Sanchez S, Hourdez S, Lallier FH - BMC Genomics (2007)

Bottom Line: Overall, half of the contigs matched records found in the databases with good E-values.Quantitative PCR analyses were congruent with our libraries results thereby confirming the existence of tissue-specific transcripts identified by SSH.Some of the keys to understanding metabolite exchanges may remain in the sequences we could not identify (hypothetical proteins and no similarity found).

View Article: PubMed Central - HTML - PubMed

Affiliation: Equipe Ecophysiologie: Adaptation et Evolution Moléculaires, UMR 7144 CNRS UPMC, Station Biologique, Place Georges Teissier, BP 74, 29682 Roscoff Cedex, France. sanchez@sb-roscoff.fr

ABSTRACT

Background: Since its discovery around deep sea hydrothermal vents of the Galapagos Rift about 30 years ago, the chemoautotrophic symbiosis between the vestimentiferan tubeworm Riftia pachyptila and its symbiotic sulfide-oxidizing gamma-proteobacteria has been extensively studied. However, studies on the tubeworm host were essentially targeted, biochemical approaches. We decided to use a global molecular approach to identify new proteins involved in metabolite exchanges and assimilation by the host. We used a Subtractive Suppression Hybridization approach (SSH) in an unusual way, by comparing pairs of tissues from a single individual. We chose to identify the sequences preferentially expressed in the branchial plume tissue (the only organ in contact with the sea water) and in the trophosome (the organ housing the symbiotic bacteria) using the body wall as a reference tissue because it is supposedly not involved in metabolite exchanges in this species.
··········
__ACTIVITY__.
Reproduce the entire Riftia tubeworm excerpt above without any changes.
··········
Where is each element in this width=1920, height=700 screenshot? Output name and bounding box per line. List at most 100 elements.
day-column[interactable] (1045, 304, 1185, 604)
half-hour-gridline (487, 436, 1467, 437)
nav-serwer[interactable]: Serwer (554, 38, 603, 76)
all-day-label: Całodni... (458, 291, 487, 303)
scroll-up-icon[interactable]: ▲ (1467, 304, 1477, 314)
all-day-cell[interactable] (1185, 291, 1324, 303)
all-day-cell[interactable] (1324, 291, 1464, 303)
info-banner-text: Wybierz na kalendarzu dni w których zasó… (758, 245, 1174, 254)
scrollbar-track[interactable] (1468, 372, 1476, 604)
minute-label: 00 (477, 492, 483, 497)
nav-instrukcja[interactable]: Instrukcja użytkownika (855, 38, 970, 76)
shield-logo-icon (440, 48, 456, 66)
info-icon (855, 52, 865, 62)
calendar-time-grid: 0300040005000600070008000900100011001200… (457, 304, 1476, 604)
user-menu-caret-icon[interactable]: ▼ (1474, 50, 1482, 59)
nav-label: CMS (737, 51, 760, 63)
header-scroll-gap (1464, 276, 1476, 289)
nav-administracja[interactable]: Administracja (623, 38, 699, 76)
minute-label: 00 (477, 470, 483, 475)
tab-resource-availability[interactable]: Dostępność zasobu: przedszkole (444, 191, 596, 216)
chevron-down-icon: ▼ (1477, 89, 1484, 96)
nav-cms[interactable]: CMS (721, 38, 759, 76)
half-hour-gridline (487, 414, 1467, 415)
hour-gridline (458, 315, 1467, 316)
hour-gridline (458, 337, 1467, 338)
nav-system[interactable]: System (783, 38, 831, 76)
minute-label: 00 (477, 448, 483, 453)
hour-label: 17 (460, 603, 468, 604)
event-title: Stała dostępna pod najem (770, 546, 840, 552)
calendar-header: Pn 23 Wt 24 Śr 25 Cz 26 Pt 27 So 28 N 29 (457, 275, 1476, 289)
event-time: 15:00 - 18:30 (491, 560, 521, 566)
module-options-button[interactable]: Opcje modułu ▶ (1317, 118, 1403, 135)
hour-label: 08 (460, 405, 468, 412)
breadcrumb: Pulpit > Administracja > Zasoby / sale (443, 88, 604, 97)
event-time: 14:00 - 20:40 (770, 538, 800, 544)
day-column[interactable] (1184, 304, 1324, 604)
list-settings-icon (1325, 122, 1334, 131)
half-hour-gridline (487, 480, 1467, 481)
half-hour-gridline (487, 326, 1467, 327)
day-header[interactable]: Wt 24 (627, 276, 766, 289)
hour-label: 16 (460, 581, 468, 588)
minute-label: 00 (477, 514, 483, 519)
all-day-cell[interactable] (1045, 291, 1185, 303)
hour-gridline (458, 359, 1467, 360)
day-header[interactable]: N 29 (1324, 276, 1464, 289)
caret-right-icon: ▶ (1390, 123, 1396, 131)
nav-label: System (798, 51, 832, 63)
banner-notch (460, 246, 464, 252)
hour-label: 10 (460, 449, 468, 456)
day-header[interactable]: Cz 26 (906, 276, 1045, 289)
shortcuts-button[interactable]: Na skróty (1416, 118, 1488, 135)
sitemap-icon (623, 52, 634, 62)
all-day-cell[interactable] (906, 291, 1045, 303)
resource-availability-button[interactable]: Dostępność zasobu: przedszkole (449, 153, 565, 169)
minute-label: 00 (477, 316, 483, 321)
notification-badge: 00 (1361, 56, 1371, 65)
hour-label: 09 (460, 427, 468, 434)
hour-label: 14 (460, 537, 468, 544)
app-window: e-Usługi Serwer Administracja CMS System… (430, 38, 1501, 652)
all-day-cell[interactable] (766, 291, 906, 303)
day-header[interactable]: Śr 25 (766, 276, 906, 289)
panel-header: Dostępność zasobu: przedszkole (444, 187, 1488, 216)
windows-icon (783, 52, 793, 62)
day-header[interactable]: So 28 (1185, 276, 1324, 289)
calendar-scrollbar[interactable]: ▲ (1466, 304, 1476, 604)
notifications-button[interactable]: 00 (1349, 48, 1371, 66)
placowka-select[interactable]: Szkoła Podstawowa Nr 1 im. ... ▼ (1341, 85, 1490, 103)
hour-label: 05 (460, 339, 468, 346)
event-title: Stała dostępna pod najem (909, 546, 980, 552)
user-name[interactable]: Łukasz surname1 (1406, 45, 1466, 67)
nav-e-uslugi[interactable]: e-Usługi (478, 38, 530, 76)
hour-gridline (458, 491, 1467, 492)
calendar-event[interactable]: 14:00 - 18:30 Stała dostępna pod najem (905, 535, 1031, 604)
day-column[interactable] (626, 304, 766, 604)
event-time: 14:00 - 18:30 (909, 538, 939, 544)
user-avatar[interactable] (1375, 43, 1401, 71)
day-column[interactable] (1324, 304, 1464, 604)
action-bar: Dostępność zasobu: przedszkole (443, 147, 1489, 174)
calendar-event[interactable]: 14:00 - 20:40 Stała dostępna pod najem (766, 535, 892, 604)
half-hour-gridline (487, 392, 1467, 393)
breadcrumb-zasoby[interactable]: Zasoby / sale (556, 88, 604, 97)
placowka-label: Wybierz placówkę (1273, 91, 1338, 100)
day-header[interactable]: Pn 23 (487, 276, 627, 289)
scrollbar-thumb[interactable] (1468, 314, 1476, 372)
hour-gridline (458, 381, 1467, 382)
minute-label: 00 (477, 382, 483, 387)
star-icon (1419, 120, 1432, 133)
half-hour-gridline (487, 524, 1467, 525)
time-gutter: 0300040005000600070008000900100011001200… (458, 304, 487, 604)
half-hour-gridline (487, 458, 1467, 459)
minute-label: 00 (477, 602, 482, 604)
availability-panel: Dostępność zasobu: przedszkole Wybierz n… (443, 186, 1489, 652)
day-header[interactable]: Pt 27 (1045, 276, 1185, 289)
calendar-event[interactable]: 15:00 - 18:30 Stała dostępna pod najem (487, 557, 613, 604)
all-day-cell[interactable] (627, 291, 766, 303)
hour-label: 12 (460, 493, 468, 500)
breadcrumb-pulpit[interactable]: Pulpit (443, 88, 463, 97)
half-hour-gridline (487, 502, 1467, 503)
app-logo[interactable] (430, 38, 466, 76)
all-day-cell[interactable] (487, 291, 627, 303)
··········
__ANSWER SECTION__.
Sanchez S, Hourdez S, Lallier FH - BMC Genomics (2007)

Bottom Line: Overall, half of the contigs matched records found in the databases with good E-values.Quantitative PCR analyses were congruent with our libraries results thereby confirming the existence of tissue-specific transcripts identified by SSH.Some of the keys to understanding metabolite exchanges may remain in the sequences we could not identify (hypothetical proteins and no similarity found).

View Article: PubMed Central - HTML - PubMed

Affiliation: Equipe Ecophysiologie: Adaptation et Evolution Moléculaires, UMR 7144 CNRS UPMC, Station Biologique, Place Georges Teissier, BP 74, 29682 Roscoff Cedex, France. sanchez@sb-roscoff.fr

ABSTRACT

Background: Since its discovery around deep sea hydrothermal vents of the Galapagos Rift about 30 years ago, the chemoautotrophic symbiosis between the vestimentiferan tubeworm Riftia pachyptila and its symbiotic sulfide-oxidizing gamma-proteobacteria has been extensively studied. However, studies on the tubeworm host were essentially targeted, biochemical approaches. We decided to use a global molecular approach to identify new proteins involved in metabolite exchanges and assimilation by the host. We used a Subtractive Suppression Hybridization approach (SSH) in an unusual way, by comparing pairs of tissues from a single individual. We chose to identify the sequences preferentially expressed in the branchial plume tissue (the only organ in contact with the sea water) and in the trophosome (the organ housing the symbiotic bacteria) using the body wall as a reference tissue because it is supposedly not involved in metabolite exchanges in this species.